**Work to complete:**
Transcribe each line of the material as it is, and drop any picture.

**Records shown:**
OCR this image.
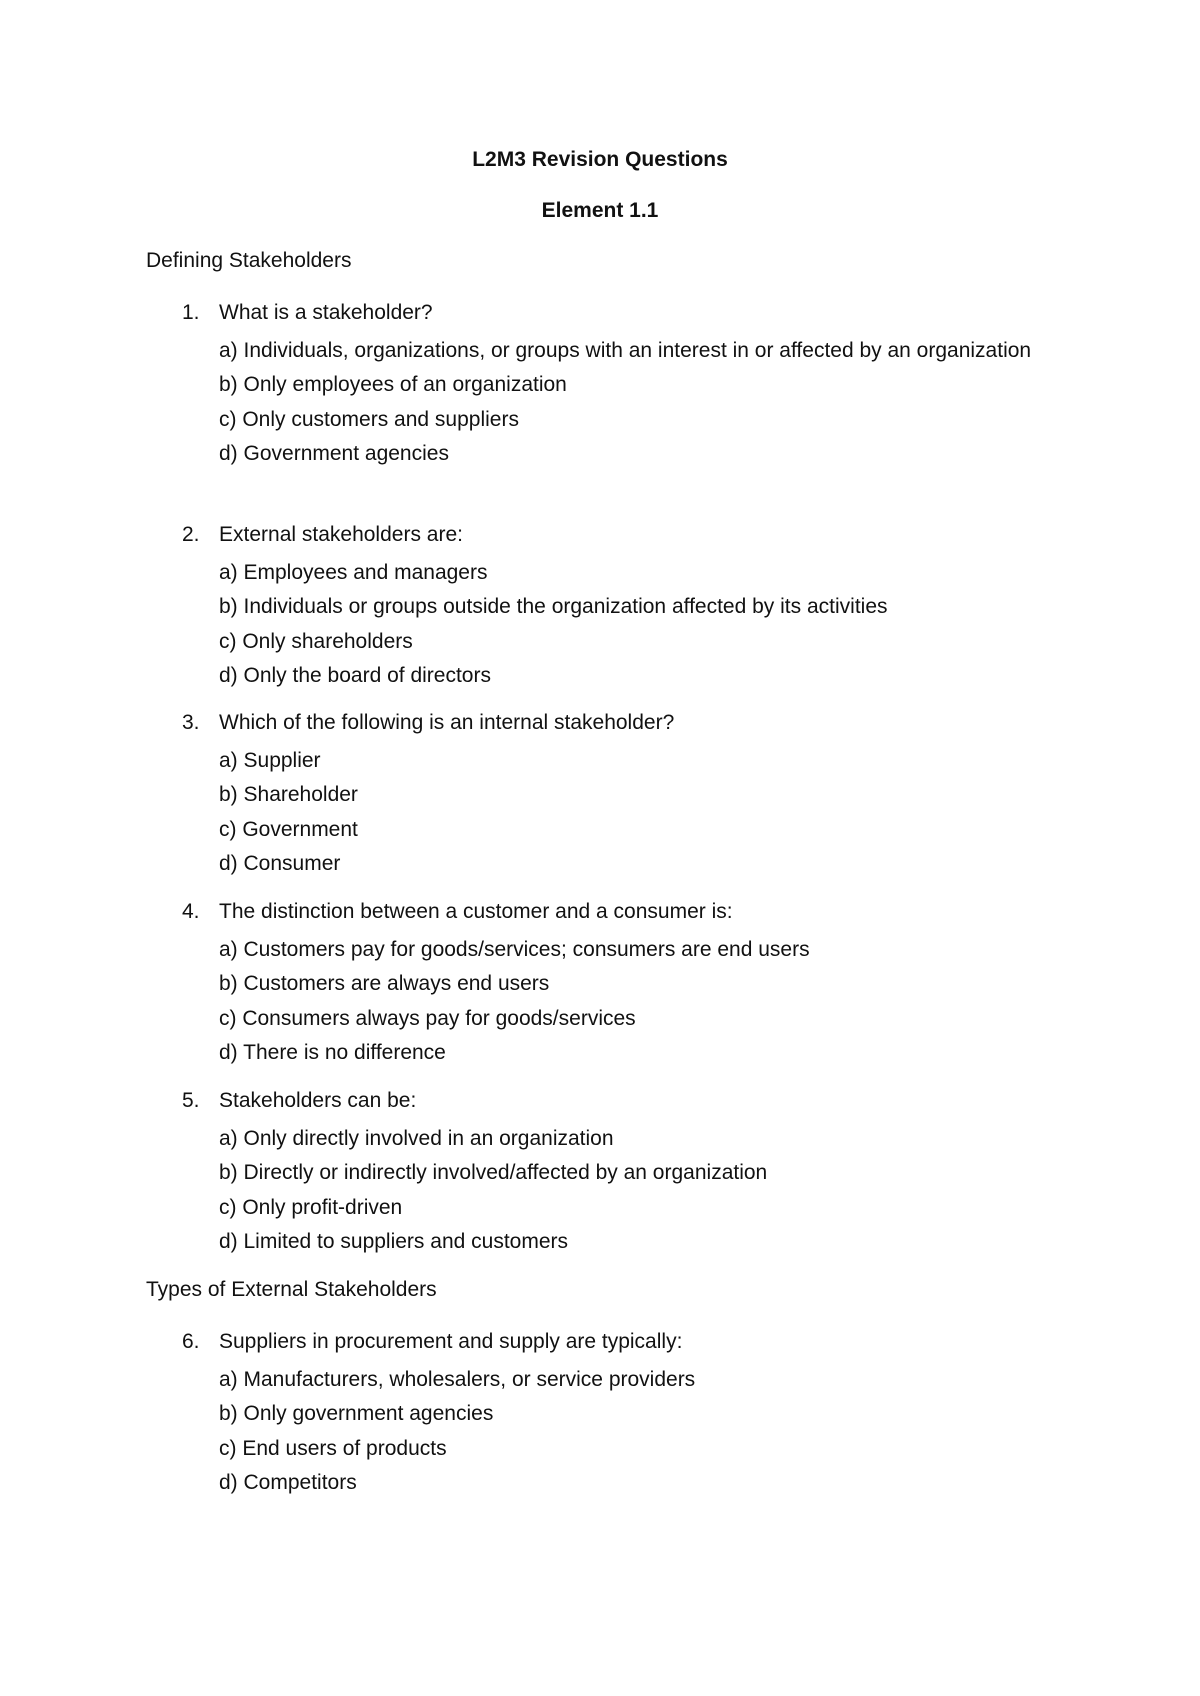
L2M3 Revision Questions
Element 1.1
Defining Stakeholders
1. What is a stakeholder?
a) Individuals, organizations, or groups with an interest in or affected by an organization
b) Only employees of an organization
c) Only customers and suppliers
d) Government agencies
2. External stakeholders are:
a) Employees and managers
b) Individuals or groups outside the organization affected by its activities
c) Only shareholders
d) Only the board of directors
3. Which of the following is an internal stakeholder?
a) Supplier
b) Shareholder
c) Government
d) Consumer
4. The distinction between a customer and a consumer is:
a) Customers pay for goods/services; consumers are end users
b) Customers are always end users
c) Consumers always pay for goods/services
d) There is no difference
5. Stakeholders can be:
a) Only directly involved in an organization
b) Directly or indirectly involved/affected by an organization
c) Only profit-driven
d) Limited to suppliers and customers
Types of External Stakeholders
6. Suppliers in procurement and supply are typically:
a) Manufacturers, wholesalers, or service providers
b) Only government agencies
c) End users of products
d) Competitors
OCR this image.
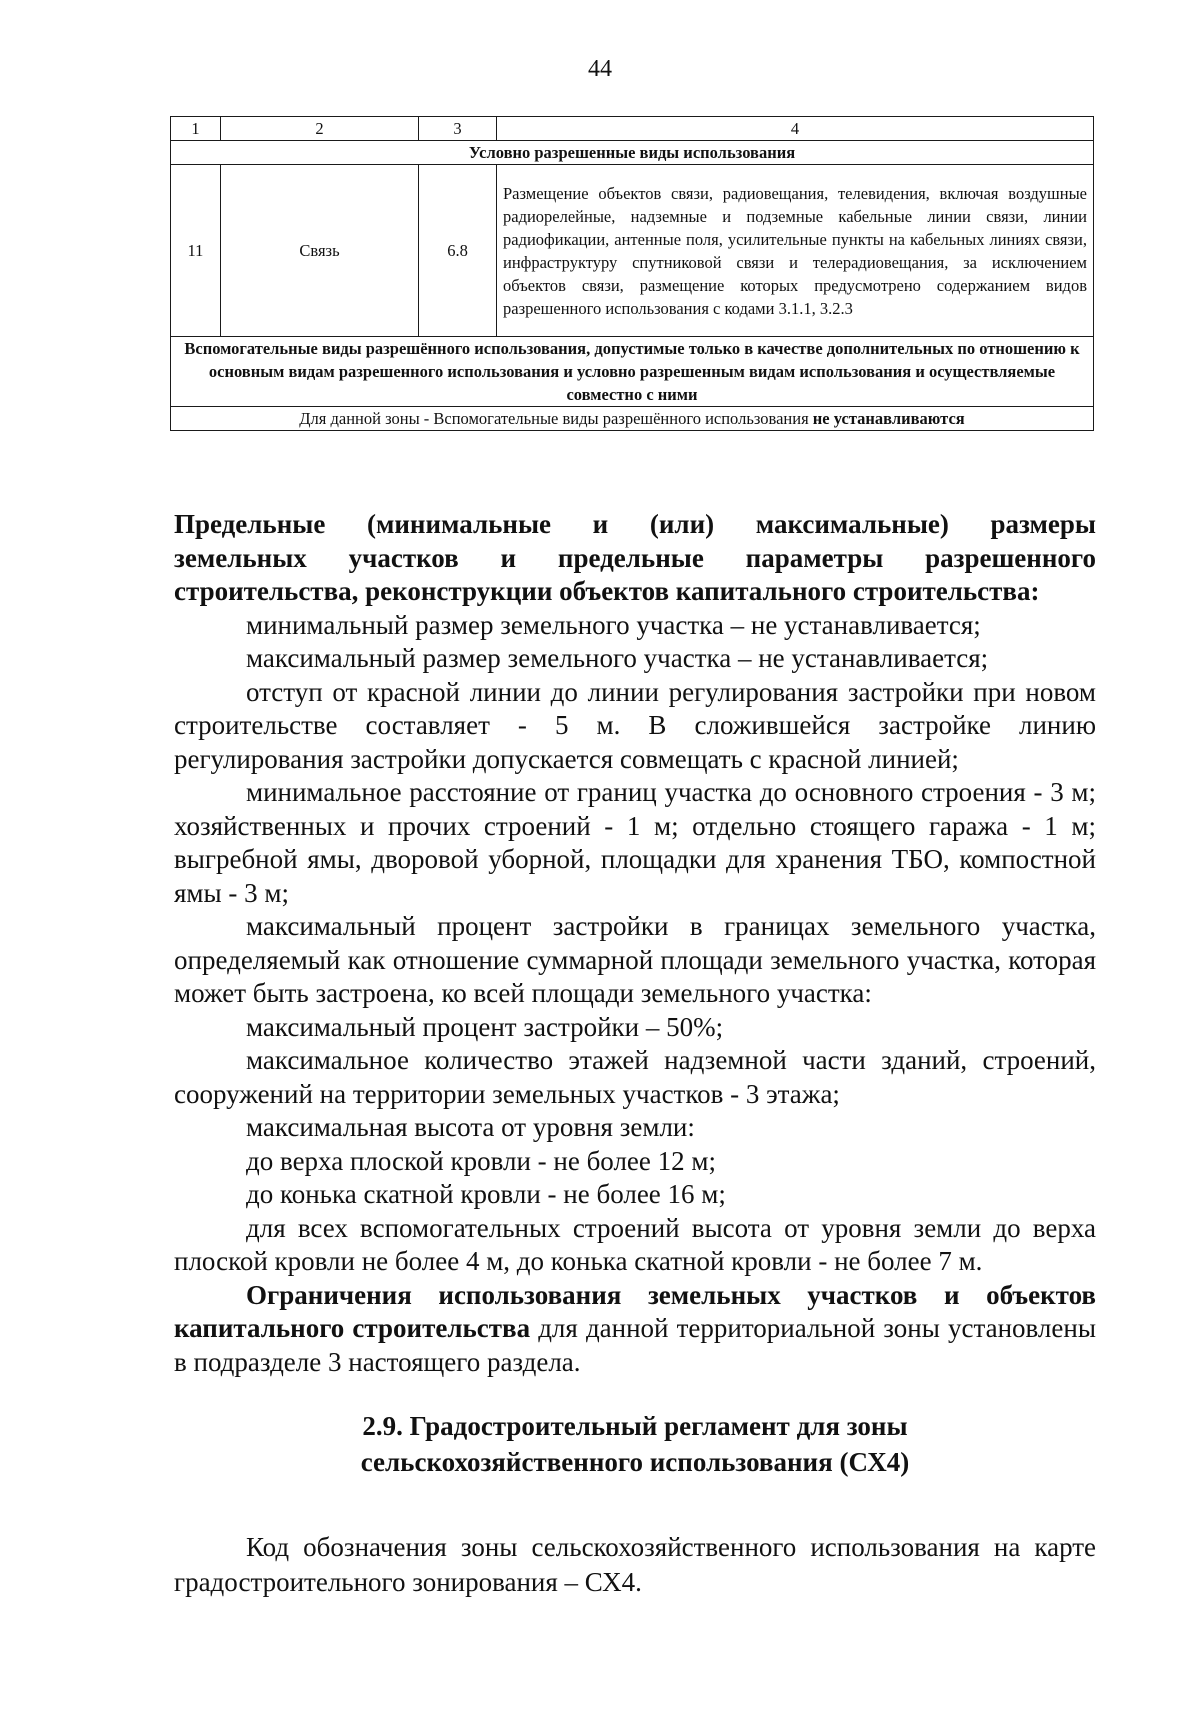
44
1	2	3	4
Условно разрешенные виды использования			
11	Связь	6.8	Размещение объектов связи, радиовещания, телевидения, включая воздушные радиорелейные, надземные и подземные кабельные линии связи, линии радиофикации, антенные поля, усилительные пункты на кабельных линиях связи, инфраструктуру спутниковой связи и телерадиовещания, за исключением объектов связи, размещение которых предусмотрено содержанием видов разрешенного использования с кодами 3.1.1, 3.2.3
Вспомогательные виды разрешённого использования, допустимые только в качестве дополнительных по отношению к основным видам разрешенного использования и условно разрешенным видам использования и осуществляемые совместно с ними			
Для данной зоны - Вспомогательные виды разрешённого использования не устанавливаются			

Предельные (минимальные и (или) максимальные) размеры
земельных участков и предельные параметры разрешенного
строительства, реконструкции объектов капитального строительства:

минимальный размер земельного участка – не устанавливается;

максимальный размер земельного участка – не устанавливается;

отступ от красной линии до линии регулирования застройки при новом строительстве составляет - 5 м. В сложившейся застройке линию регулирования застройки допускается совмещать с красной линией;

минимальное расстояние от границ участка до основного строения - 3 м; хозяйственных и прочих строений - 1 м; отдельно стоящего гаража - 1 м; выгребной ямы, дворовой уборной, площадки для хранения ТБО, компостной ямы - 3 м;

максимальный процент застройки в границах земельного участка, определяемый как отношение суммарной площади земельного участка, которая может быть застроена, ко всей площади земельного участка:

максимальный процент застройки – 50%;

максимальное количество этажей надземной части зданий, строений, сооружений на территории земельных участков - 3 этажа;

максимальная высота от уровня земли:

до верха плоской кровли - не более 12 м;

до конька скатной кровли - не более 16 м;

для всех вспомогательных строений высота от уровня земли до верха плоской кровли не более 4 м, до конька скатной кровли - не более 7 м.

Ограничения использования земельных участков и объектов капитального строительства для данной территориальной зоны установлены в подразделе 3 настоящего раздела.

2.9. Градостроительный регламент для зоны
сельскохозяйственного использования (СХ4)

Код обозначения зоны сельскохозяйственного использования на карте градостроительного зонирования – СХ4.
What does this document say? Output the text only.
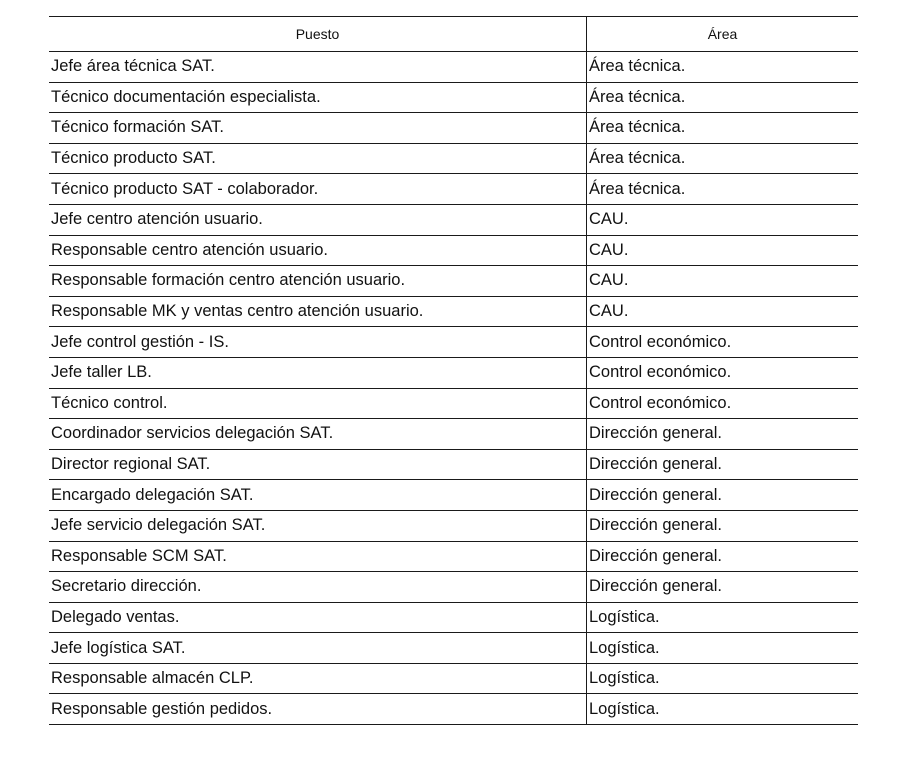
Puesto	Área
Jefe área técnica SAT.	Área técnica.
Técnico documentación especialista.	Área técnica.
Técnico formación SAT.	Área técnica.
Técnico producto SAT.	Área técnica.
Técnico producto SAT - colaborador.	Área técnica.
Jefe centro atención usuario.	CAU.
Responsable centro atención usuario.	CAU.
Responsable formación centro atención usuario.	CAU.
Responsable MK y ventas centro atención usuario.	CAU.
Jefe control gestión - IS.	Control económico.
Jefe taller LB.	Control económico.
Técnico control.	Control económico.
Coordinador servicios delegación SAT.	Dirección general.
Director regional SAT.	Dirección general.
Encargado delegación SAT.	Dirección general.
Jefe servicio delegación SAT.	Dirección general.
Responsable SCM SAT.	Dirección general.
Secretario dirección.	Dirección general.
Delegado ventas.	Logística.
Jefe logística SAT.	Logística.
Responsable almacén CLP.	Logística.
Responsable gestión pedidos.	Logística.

**Result for this exercise:**
OCR this image.
L2M3 Revision Questions
Element 1.1
Defining Stakeholders
1. What is a stakeholder?
a) Individuals, organizations, or groups with an interest in or affected by an organization
b) Only employees of an organization
c) Only customers and suppliers
d) Government agencies
2. External stakeholders are:
a) Employees and managers
b) Individuals or groups outside the organization affected by its activities
c) Only shareholders
d) Only the board of directors
3. Which of the following is an internal stakeholder?
a) Supplier
b) Shareholder
c) Government
d) Consumer
4. The distinction between a customer and a consumer is:
a) Customers pay for goods/services; consumers are end users
b) Customers are always end users
c) Consumers always pay for goods/services
d) There is no difference
5. Stakeholders can be:
a) Only directly involved in an organization
b) Directly or indirectly involved/affected by an organization
c) Only profit-driven
d) Limited to suppliers and customers
Types of External Stakeholders
6. Suppliers in procurement and supply are typically:
a) Manufacturers, wholesalers, or service providers
b) Only government agencies
c) End users of products
d) Competitors
OCR this image.
44
1	2	3	4
Условно разрешенные виды использования			
11	Связь	6.8	Размещение объектов связи, радиовещания, телевидения, включая воздушные радиорелейные, надземные и подземные кабельные линии связи, линии радиофикации, антенные поля, усилительные пункты на кабельных линиях связи, инфраструктуру спутниковой связи и телерадиовещания, за исключением объектов связи, размещение которых предусмотрено содержанием видов разрешенного использования с кодами 3.1.1, 3.2.3
Вспомогательные виды разрешённого использования, допустимые только в качестве дополнительных по отношению к основным видам разрешенного использования и условно разрешенным видам использования и осуществляемые совместно с ними			
Для данной зоны - Вспомогательные виды разрешённого использования не устанавливаются			

Предельные (минимальные и (или) максимальные) размеры
земельных участков и предельные параметры разрешенного
строительства, реконструкции объектов капитального строительства:

минимальный размер земельного участка – не устанавливается;

максимальный размер земельного участка – не устанавливается;

отступ от красной линии до линии регулирования застройки при новом строительстве составляет - 5 м. В сложившейся застройке линию регулирования застройки допускается совмещать с красной линией;

минимальное расстояние от границ участка до основного строения - 3 м; хозяйственных и прочих строений - 1 м; отдельно стоящего гаража - 1 м; выгребной ямы, дворовой уборной, площадки для хранения ТБО, компостной ямы - 3 м;

максимальный процент застройки в границах земельного участка, определяемый как отношение суммарной площади земельного участка, которая может быть застроена, ко всей площади земельного участка:

максимальный процент застройки – 50%;

максимальное количество этажей надземной части зданий, строений, сооружений на территории земельных участков - 3 этажа;

максимальная высота от уровня земли:

до верха плоской кровли - не более 12 м;

до конька скатной кровли - не более 16 м;

для всех вспомогательных строений высота от уровня земли до верха плоской кровли не более 4 м, до конька скатной кровли - не более 7 м.

Ограничения использования земельных участков и объектов капитального строительства для данной территориальной зоны установлены в подразделе 3 настоящего раздела.

2.9. Градостроительный регламент для зоны
сельскохозяйственного использования (СХ4)

Код обозначения зоны сельскохозяйственного использования на карте градостроительного зонирования – СХ4.
What does this document say? Output the text only.
Puesto	Área
Jefe área técnica SAT.	Área técnica.
Técnico documentación especialista.	Área técnica.
Técnico formación SAT.	Área técnica.
Técnico producto SAT.	Área técnica.
Técnico producto SAT - colaborador.	Área técnica.
Jefe centro atención usuario.	CAU.
Responsable centro atención usuario.	CAU.
Responsable formación centro atención usuario.	CAU.
Responsable MK y ventas centro atención usuario.	CAU.
Jefe control gestión - IS.	Control económico.
Jefe taller LB.	Control económico.
Técnico control.	Control económico.
Coordinador servicios delegación SAT.	Dirección general.
Director regional SAT.	Dirección general.
Encargado delegación SAT.	Dirección general.
Jefe servicio delegación SAT.	Dirección general.
Responsable SCM SAT.	Dirección general.
Secretario dirección.	Dirección general.
Delegado ventas.	Logística.
Jefe logística SAT.	Logística.
Responsable almacén CLP.	Logística.
Responsable gestión pedidos.	Logística.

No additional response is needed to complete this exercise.